▸ Work to do:
Copy every line of the data that contains the string "this".

▸ The records:
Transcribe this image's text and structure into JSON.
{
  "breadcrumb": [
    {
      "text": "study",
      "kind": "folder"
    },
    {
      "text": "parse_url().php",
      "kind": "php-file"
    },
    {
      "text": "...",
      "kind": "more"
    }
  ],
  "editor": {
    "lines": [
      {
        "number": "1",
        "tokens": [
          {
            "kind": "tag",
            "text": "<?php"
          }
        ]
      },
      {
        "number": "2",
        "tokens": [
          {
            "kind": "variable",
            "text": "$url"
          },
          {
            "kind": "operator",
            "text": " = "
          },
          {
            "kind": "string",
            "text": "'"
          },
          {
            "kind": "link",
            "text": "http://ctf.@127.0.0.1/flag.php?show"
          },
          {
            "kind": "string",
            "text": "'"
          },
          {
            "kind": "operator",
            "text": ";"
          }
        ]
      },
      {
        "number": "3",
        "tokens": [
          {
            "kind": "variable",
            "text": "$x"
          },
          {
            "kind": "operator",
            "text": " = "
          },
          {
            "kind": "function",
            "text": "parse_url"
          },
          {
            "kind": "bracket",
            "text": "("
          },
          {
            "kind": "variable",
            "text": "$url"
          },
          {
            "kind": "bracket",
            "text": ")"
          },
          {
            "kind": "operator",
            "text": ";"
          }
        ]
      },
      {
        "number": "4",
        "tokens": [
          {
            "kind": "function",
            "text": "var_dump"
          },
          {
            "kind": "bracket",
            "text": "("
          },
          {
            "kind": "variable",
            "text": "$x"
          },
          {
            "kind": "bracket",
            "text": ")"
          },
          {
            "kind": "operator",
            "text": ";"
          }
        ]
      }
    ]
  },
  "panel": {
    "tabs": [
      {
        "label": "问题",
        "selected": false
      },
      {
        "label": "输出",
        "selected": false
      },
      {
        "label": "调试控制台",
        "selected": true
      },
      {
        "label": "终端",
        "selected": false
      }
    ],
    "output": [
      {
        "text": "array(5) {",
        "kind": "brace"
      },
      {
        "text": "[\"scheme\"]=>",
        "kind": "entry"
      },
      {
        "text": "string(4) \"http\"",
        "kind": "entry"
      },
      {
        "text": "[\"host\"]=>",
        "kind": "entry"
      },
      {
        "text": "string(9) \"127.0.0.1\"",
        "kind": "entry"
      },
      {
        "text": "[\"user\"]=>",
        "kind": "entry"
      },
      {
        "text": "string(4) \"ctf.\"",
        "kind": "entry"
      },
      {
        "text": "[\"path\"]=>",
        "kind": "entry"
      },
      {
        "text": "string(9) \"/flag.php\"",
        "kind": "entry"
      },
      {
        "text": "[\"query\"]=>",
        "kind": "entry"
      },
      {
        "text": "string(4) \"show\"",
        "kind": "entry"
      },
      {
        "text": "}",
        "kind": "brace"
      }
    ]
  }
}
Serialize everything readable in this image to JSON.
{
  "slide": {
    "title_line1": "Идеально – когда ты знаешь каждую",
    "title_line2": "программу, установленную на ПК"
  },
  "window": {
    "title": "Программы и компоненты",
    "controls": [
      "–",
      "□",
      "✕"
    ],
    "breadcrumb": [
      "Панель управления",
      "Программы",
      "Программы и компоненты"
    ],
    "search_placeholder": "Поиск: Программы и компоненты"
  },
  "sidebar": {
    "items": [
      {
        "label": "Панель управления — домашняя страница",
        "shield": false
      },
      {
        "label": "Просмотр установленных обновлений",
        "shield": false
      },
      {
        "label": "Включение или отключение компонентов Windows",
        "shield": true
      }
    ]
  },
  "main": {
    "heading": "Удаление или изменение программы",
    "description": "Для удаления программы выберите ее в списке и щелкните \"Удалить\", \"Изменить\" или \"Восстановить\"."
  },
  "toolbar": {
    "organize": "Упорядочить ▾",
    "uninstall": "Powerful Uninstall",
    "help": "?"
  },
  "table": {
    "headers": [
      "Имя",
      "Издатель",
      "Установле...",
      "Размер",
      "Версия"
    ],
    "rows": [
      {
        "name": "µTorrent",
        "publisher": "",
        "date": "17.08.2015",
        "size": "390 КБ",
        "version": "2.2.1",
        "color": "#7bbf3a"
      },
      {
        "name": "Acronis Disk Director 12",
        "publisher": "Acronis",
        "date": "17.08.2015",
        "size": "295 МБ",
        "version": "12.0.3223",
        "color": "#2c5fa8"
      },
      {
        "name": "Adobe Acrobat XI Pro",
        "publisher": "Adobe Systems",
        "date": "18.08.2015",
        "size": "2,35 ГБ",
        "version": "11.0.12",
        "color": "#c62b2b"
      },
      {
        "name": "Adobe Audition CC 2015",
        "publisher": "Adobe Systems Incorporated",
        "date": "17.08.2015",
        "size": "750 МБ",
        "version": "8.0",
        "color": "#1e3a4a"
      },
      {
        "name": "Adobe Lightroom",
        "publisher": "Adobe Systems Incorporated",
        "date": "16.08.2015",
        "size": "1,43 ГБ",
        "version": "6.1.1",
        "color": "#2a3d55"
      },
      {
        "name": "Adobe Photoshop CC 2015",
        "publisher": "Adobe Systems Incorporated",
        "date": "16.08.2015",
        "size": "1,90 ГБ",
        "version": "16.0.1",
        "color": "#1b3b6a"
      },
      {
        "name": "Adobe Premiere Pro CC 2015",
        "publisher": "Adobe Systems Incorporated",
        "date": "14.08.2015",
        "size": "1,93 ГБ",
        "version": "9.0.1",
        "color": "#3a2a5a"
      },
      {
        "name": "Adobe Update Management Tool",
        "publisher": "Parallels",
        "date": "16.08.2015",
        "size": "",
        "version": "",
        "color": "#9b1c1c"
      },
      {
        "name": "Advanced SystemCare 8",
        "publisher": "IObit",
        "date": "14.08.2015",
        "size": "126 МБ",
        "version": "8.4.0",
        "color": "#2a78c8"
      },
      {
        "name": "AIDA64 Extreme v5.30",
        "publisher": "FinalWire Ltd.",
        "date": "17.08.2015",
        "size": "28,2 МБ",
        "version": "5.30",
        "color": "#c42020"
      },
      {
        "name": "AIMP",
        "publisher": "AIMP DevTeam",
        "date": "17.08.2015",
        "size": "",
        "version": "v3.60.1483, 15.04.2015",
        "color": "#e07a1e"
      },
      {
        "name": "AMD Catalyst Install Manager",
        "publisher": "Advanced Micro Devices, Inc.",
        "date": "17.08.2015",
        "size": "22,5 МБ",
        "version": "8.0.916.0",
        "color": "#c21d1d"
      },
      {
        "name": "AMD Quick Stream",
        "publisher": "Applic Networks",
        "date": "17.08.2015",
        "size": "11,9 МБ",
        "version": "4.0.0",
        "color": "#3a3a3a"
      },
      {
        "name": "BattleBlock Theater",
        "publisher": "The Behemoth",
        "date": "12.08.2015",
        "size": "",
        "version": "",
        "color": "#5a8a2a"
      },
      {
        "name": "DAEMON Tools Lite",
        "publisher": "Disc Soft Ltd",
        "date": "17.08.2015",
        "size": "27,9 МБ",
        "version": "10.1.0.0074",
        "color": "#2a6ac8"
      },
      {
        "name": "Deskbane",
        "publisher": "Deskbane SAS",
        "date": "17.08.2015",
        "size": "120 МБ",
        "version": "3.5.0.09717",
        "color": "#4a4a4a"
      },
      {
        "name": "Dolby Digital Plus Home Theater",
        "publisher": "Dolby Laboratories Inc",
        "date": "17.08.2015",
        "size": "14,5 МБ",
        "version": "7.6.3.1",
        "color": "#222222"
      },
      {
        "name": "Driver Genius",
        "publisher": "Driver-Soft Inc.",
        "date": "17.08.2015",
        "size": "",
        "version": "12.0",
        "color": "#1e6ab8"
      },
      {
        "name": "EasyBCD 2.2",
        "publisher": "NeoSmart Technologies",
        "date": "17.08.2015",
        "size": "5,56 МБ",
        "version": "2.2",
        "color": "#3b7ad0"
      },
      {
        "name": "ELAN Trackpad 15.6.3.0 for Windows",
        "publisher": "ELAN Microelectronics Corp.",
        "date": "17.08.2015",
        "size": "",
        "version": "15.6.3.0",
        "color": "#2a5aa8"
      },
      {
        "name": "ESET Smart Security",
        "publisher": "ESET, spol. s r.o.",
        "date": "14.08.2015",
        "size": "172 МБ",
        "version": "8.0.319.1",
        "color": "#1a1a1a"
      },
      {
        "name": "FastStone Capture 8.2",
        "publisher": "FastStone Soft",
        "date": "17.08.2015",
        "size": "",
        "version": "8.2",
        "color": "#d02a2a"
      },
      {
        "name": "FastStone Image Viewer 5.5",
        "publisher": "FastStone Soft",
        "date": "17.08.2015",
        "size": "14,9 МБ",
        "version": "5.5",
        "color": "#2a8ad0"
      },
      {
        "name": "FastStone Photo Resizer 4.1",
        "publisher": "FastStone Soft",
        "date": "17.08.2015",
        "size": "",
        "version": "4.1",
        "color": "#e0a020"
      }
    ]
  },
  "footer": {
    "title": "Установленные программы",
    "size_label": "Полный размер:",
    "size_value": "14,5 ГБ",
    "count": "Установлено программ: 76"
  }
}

▸ Response to the task:
Transcribe this image's text and structure into JSON.
Serialize everything readable in this image to JSON.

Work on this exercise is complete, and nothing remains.